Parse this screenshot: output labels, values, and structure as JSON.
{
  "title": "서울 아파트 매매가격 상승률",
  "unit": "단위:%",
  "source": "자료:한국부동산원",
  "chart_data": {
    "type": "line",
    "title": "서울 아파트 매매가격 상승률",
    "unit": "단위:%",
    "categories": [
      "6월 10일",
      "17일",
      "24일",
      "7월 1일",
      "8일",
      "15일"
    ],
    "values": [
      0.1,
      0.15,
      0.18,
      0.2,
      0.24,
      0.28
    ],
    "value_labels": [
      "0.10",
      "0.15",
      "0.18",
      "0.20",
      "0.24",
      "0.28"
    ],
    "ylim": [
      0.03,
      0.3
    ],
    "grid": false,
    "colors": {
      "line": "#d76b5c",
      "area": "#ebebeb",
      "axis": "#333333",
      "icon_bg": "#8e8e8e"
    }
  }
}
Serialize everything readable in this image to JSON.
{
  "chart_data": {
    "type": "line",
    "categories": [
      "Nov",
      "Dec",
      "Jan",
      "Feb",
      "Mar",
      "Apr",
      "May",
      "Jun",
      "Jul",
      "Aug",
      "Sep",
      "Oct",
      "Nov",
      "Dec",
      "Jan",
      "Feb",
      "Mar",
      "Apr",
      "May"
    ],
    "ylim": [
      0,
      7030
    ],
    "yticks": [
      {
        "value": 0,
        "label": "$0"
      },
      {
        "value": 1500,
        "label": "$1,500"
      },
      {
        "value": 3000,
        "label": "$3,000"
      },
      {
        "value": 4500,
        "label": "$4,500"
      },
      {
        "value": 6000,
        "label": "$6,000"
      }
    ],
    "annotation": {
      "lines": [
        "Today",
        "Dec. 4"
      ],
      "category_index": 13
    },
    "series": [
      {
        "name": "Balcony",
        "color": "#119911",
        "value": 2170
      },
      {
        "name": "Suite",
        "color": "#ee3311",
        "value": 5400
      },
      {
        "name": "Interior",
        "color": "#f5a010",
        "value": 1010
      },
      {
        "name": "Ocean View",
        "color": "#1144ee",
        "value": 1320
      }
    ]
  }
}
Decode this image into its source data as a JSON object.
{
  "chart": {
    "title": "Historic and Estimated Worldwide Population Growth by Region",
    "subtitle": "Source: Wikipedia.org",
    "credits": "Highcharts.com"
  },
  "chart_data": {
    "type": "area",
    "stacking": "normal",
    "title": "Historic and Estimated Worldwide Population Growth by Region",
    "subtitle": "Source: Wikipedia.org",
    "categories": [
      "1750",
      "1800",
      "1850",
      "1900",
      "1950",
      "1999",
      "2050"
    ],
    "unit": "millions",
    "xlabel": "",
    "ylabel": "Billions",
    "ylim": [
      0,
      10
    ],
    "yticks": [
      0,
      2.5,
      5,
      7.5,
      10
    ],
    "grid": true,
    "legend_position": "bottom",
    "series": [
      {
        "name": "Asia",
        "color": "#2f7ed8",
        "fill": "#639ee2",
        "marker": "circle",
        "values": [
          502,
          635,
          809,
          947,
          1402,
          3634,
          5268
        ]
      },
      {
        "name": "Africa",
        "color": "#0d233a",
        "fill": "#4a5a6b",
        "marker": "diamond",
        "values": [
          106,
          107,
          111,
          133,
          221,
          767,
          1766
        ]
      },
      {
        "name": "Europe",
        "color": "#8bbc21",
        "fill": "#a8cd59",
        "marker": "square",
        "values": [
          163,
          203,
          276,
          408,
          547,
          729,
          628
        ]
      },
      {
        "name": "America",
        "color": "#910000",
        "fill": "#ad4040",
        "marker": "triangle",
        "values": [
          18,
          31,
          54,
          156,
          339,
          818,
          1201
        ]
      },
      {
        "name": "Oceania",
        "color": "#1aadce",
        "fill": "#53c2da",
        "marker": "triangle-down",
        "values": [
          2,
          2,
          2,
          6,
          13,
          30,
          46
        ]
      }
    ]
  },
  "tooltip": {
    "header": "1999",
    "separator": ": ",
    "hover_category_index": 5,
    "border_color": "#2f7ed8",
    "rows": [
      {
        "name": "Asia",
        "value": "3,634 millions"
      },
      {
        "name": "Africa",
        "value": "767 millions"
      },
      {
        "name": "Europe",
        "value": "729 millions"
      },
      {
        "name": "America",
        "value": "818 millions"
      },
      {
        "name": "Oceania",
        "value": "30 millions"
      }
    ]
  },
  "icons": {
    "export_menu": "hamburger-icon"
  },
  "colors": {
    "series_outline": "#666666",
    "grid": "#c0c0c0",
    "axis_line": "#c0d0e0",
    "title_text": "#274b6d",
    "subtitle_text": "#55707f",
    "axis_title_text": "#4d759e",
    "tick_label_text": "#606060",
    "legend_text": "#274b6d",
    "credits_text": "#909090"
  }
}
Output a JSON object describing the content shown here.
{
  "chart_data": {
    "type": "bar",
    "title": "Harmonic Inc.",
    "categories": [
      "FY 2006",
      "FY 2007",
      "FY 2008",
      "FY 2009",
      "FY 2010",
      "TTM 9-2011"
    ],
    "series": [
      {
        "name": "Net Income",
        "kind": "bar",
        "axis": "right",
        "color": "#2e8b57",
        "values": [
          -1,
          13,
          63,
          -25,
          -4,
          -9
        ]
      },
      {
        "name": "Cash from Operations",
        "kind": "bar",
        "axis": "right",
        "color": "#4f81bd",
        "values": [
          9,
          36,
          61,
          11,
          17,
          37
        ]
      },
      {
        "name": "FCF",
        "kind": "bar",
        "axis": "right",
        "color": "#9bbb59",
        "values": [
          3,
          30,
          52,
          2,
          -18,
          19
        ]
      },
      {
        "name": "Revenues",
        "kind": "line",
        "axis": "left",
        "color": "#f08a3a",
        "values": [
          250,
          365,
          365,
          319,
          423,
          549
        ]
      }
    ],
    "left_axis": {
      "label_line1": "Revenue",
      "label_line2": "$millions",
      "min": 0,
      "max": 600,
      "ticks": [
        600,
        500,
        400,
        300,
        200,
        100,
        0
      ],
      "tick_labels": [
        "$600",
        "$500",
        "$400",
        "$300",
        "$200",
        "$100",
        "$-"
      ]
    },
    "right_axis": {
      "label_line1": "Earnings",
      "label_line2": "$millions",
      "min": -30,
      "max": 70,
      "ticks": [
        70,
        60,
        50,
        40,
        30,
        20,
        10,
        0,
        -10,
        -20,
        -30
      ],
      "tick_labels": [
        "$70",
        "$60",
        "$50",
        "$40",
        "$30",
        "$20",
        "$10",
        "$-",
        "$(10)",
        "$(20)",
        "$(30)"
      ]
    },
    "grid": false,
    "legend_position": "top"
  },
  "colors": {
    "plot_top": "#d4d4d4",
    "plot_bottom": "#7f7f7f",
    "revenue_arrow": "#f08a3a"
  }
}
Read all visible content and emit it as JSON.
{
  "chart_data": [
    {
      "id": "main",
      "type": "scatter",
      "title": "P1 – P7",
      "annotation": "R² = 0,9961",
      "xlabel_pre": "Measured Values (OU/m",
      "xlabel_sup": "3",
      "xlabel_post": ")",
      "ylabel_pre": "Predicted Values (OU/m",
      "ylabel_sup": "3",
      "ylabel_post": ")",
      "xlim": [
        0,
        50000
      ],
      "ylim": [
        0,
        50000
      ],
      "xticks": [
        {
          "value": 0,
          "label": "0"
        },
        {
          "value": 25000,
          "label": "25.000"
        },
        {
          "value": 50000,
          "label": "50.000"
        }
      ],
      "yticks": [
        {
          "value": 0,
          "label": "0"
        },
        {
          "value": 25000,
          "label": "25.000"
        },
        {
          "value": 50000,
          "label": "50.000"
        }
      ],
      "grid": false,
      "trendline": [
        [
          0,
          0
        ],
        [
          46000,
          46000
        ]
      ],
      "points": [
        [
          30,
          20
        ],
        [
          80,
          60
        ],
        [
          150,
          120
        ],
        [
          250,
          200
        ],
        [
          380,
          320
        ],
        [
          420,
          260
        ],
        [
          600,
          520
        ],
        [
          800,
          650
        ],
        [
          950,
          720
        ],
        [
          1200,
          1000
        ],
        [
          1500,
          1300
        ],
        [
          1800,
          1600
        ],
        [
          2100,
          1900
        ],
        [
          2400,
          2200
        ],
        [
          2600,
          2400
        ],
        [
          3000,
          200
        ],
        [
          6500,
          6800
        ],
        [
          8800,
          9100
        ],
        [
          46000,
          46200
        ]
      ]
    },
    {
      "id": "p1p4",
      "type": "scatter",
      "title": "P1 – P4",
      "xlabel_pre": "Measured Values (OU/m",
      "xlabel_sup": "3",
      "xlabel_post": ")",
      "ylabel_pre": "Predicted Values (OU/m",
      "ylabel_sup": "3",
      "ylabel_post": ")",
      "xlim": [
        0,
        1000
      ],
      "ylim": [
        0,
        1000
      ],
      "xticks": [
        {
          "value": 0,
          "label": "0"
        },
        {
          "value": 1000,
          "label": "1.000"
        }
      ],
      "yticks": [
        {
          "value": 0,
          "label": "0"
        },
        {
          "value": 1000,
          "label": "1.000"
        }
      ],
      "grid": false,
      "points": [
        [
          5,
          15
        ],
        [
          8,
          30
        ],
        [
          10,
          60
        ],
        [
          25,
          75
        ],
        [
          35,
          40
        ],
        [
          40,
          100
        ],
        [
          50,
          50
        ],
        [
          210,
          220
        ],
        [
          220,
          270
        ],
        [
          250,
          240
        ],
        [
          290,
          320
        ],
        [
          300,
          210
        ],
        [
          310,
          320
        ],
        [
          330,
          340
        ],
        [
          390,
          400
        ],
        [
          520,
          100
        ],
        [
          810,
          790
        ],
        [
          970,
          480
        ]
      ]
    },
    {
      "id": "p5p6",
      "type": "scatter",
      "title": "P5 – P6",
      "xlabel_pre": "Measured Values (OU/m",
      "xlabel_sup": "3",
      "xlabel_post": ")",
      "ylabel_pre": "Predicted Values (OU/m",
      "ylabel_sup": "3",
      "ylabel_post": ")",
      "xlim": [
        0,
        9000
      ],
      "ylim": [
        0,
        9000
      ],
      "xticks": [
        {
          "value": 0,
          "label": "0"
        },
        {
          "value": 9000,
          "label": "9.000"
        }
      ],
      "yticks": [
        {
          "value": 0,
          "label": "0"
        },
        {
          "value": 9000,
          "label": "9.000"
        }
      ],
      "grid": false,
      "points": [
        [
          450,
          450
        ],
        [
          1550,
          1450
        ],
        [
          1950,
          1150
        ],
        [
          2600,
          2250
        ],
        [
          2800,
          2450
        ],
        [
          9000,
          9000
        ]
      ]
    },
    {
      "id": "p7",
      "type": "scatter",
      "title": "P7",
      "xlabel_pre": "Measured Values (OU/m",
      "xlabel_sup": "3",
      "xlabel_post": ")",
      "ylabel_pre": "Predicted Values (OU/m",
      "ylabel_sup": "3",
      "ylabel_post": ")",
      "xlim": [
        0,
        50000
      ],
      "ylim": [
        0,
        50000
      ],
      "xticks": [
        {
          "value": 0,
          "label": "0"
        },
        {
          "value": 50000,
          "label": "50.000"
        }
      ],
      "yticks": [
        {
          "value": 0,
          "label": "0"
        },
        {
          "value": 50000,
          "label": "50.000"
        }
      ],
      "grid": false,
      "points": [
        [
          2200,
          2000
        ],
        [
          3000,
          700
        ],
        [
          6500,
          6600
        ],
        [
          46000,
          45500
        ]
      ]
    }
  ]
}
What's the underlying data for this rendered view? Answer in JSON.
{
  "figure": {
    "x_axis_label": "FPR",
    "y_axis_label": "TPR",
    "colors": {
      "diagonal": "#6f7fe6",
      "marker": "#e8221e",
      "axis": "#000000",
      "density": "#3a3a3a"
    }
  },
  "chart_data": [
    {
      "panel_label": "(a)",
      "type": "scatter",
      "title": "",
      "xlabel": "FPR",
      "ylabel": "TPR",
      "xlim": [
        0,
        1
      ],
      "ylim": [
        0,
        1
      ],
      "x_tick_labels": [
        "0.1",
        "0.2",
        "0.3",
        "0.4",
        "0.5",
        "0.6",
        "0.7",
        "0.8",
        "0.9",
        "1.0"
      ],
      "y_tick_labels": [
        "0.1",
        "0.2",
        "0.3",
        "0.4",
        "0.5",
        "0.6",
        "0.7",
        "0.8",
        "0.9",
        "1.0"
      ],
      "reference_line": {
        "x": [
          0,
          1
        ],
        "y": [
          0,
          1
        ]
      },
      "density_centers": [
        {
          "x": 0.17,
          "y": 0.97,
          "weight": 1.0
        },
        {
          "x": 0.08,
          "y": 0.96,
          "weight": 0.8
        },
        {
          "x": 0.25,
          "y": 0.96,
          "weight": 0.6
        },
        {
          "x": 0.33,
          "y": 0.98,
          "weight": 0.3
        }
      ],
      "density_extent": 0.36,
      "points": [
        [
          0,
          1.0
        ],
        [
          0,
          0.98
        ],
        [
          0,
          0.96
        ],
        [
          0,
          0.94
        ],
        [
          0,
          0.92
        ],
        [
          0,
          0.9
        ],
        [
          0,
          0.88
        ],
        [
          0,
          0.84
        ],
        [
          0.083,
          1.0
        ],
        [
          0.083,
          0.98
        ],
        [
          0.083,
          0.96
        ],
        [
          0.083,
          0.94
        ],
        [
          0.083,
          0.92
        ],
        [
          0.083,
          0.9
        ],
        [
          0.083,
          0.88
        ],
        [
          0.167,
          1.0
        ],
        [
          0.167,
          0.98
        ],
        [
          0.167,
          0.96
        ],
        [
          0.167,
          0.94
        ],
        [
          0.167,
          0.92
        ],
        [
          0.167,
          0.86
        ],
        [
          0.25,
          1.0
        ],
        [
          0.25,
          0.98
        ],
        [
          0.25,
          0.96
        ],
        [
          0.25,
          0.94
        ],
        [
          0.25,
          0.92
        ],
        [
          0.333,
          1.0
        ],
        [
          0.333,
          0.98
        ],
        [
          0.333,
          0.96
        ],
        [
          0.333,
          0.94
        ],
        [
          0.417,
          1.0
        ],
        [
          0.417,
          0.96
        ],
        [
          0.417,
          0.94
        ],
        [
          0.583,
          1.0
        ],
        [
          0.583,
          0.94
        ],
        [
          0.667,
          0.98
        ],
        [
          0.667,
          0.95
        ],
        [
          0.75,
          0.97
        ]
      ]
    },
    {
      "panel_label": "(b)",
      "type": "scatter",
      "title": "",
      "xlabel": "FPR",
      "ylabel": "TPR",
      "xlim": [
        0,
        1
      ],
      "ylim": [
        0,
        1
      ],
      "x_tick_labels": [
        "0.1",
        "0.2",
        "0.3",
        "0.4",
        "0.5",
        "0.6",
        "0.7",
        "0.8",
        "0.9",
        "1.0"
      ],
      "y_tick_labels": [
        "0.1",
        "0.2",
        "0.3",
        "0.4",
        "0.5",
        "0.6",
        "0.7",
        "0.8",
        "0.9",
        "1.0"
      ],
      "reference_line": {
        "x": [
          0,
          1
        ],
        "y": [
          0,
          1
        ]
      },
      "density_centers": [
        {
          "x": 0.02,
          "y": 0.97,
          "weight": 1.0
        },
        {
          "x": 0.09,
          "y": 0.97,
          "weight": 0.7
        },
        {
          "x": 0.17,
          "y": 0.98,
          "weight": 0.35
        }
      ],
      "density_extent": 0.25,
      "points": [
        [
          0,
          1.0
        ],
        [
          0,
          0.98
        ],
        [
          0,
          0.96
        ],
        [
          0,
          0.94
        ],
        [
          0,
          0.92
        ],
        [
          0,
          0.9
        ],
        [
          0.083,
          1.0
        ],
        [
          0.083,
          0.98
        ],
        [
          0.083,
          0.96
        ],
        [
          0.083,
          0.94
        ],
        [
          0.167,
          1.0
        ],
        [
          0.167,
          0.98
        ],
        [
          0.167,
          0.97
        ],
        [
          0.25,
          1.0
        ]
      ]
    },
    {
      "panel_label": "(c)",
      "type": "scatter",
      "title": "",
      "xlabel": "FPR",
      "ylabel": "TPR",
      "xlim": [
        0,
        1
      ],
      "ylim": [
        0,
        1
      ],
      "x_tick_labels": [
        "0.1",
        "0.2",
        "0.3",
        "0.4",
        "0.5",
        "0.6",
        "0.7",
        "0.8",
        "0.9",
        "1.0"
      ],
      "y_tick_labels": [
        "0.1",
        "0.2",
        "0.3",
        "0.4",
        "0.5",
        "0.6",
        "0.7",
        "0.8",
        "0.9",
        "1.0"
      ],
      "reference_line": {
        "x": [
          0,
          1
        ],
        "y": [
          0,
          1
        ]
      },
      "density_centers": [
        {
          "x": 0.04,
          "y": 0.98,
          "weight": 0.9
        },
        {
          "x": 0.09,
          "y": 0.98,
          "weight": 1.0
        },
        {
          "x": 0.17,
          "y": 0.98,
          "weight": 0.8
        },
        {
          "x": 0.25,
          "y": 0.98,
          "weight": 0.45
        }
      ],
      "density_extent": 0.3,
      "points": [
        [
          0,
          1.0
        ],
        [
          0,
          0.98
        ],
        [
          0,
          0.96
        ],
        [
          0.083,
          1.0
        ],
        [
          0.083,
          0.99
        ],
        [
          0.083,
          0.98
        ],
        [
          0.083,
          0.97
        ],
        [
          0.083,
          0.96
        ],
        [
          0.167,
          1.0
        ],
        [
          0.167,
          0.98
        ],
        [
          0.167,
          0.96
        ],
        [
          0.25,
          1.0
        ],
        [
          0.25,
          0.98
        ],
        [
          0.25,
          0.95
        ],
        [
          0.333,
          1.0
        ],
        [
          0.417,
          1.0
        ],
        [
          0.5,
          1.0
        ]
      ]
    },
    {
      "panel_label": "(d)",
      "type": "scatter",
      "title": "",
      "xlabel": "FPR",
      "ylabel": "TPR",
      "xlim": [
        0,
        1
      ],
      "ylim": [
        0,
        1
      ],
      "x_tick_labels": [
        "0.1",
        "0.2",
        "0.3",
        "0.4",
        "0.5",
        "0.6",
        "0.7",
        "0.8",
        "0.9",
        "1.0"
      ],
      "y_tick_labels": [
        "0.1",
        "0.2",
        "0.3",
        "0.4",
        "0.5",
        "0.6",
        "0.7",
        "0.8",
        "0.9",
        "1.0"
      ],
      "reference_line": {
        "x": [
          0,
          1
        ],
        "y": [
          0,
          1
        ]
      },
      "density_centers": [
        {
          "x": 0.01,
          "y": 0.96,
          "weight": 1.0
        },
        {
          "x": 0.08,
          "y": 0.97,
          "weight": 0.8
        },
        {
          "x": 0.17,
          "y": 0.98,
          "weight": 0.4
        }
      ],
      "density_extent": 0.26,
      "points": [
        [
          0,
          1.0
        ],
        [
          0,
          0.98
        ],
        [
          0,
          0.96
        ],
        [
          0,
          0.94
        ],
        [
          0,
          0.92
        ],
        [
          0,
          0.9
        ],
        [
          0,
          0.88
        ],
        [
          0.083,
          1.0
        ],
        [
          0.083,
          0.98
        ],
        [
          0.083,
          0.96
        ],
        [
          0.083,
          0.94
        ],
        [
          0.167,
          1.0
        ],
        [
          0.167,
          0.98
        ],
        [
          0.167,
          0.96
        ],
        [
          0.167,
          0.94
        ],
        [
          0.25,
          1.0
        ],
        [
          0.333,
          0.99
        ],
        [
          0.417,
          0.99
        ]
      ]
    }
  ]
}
========
Exercise task
Where a line of the data holds "JSON", show that line.

Written answer
Parse this screenshot: output labels, values, and structure as JSON.
Serialize everything readable in this image to JSON.
Decode this image into its source data as a JSON object.
Output a JSON object describing the content shown here.
Read all visible content and emit it as JSON.
What's the underlying data for this rendered view? Answer in JSON.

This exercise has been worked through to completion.